Task to complete => Report how many lines contain "constant". The answer is a single number.
[start]
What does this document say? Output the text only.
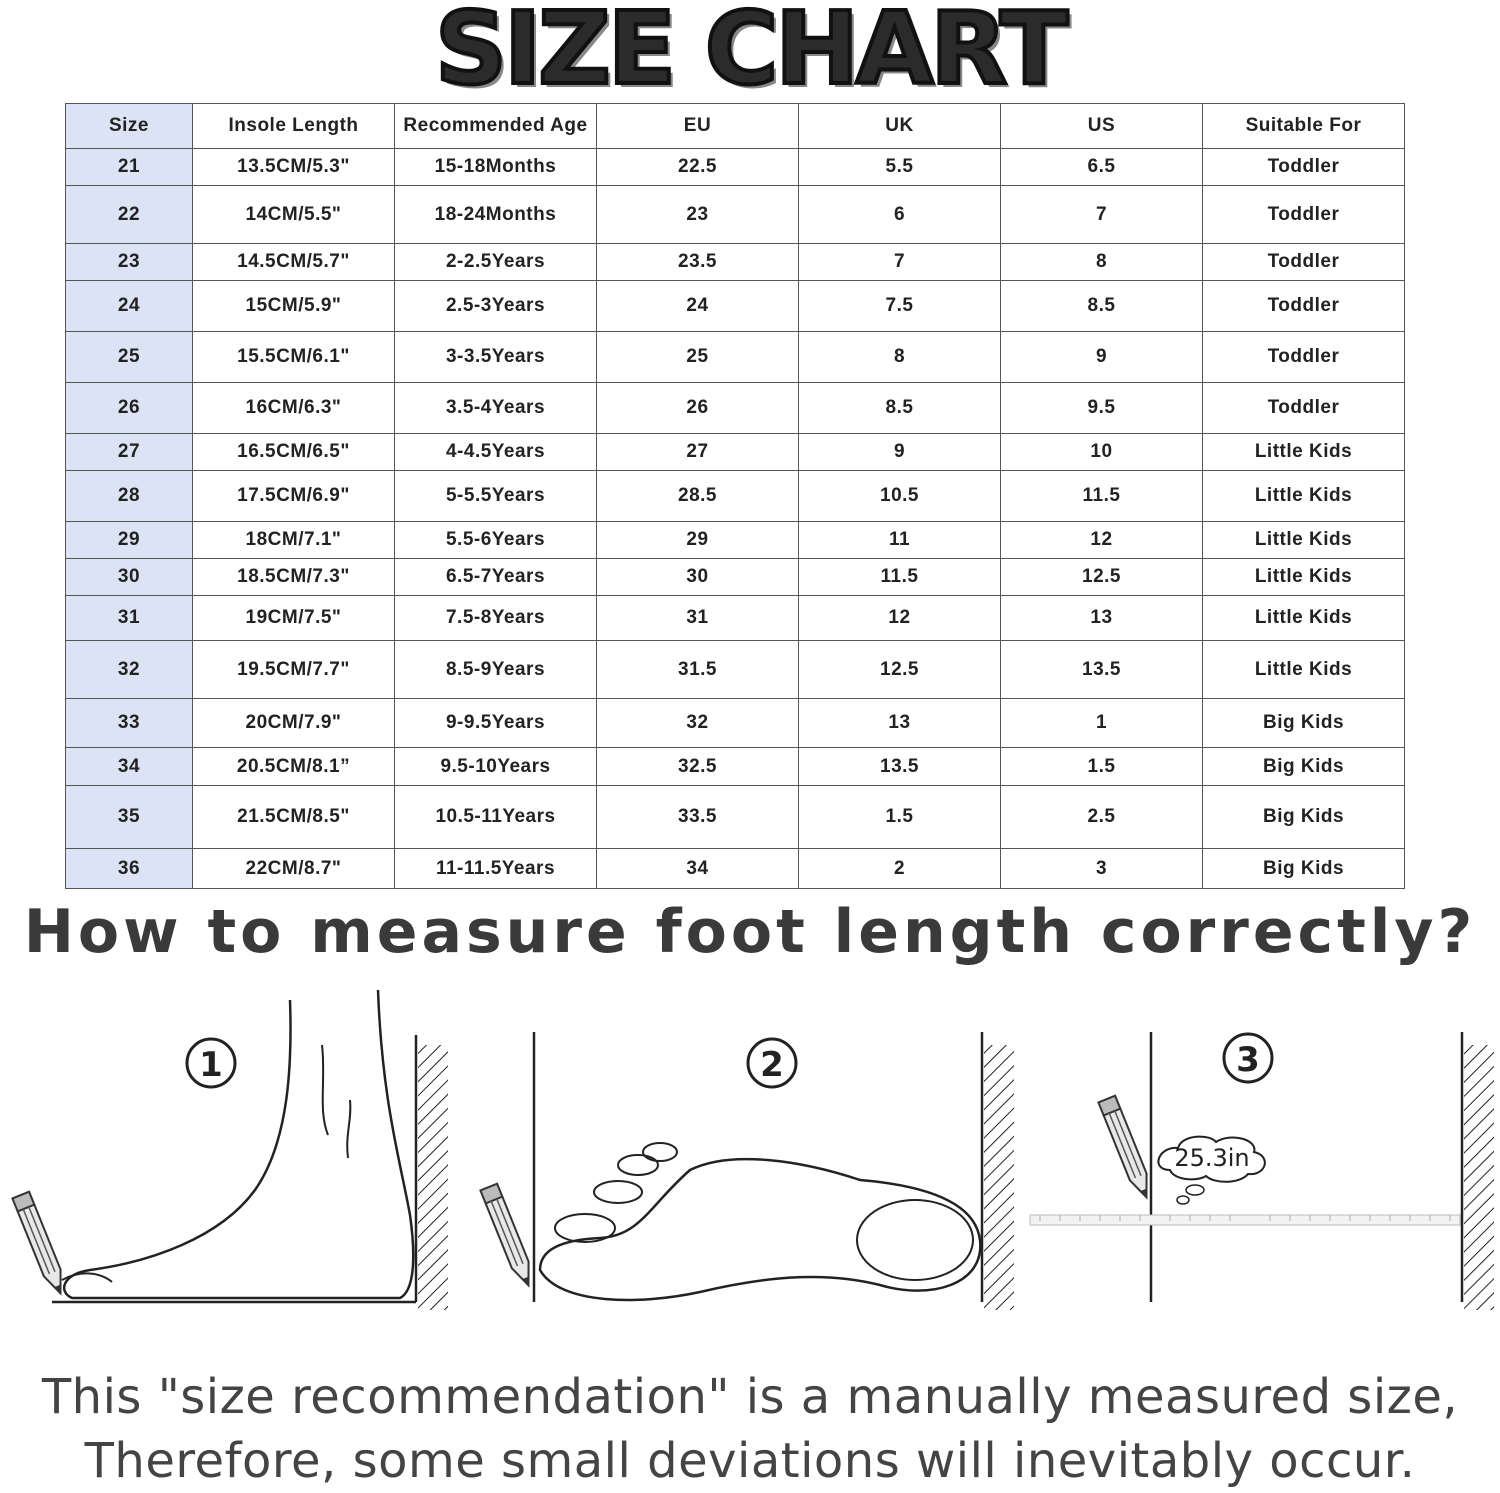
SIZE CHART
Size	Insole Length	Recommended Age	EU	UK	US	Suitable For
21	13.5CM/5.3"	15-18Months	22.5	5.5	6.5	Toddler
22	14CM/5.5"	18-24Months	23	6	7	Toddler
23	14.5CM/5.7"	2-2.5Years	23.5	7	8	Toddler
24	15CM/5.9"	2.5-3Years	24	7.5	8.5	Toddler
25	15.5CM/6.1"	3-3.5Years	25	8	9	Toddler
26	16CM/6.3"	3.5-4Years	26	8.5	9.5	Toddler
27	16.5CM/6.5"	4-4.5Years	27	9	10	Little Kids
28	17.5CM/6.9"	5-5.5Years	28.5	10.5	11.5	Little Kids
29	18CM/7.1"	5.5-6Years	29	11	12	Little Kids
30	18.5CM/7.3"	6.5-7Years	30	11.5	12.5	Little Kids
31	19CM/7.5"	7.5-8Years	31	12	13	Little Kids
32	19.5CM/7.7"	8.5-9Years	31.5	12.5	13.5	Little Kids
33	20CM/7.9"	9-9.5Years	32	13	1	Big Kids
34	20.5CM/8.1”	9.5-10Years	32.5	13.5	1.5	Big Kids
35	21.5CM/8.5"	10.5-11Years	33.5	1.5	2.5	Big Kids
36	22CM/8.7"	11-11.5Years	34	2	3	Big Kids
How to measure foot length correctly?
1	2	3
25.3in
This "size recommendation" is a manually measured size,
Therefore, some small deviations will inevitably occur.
[end]
[start]
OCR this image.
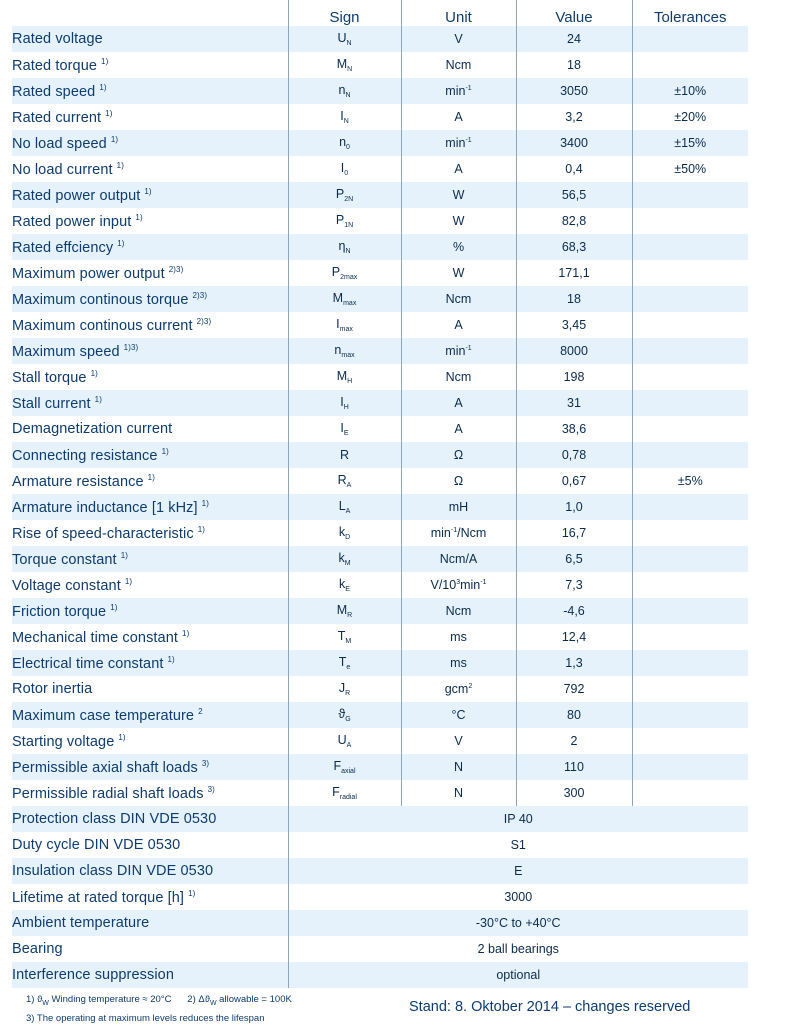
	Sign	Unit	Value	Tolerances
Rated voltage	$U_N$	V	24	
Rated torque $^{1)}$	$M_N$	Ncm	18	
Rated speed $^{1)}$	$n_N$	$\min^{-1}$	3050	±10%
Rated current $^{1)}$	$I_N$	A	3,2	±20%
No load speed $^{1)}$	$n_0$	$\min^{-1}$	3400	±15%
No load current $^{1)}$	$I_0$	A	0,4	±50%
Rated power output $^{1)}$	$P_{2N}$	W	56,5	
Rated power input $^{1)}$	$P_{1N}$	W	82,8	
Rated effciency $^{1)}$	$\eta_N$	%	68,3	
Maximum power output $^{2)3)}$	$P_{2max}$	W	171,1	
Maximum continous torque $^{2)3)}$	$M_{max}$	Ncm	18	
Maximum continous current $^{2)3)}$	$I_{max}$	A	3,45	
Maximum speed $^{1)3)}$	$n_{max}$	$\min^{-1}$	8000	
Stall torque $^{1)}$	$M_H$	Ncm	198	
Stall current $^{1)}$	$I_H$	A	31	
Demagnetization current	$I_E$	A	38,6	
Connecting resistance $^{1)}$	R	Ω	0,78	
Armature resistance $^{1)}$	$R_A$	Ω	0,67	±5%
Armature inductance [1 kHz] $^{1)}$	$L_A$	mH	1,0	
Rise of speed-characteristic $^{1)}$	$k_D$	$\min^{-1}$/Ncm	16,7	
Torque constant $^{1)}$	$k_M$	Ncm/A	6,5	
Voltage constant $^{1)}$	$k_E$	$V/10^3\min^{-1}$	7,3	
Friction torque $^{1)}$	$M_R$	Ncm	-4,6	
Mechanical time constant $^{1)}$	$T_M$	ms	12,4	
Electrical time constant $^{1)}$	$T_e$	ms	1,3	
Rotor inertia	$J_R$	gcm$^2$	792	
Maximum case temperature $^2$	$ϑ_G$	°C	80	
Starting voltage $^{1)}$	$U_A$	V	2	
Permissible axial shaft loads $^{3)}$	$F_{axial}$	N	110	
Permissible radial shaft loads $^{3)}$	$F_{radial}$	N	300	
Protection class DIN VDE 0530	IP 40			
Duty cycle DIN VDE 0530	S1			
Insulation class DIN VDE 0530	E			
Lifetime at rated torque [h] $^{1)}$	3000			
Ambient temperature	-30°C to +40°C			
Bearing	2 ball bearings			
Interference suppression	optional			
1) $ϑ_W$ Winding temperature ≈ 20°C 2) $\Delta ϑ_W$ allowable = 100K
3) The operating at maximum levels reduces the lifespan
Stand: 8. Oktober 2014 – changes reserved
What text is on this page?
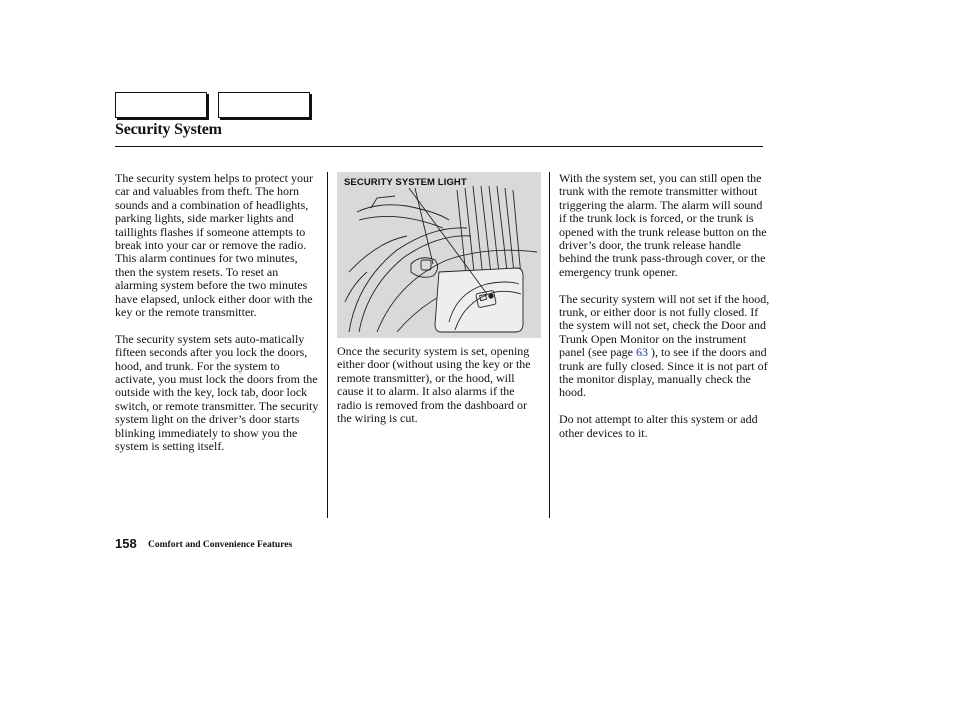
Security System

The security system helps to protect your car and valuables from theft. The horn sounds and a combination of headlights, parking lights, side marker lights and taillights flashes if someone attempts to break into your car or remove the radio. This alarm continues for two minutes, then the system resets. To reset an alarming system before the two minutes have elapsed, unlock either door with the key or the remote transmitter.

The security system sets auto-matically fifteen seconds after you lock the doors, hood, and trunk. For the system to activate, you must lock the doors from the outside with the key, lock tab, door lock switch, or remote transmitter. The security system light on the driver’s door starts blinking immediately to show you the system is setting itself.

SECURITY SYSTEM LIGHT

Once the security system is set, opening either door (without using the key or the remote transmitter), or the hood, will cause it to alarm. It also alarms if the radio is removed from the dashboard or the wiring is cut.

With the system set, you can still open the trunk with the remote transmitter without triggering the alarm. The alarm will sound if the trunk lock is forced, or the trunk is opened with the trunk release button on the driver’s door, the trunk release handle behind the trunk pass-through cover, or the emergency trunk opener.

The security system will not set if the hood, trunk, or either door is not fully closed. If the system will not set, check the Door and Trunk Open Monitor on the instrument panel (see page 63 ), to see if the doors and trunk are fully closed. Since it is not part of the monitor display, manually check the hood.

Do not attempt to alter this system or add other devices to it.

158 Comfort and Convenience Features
[end]
Answer to the exercise => 4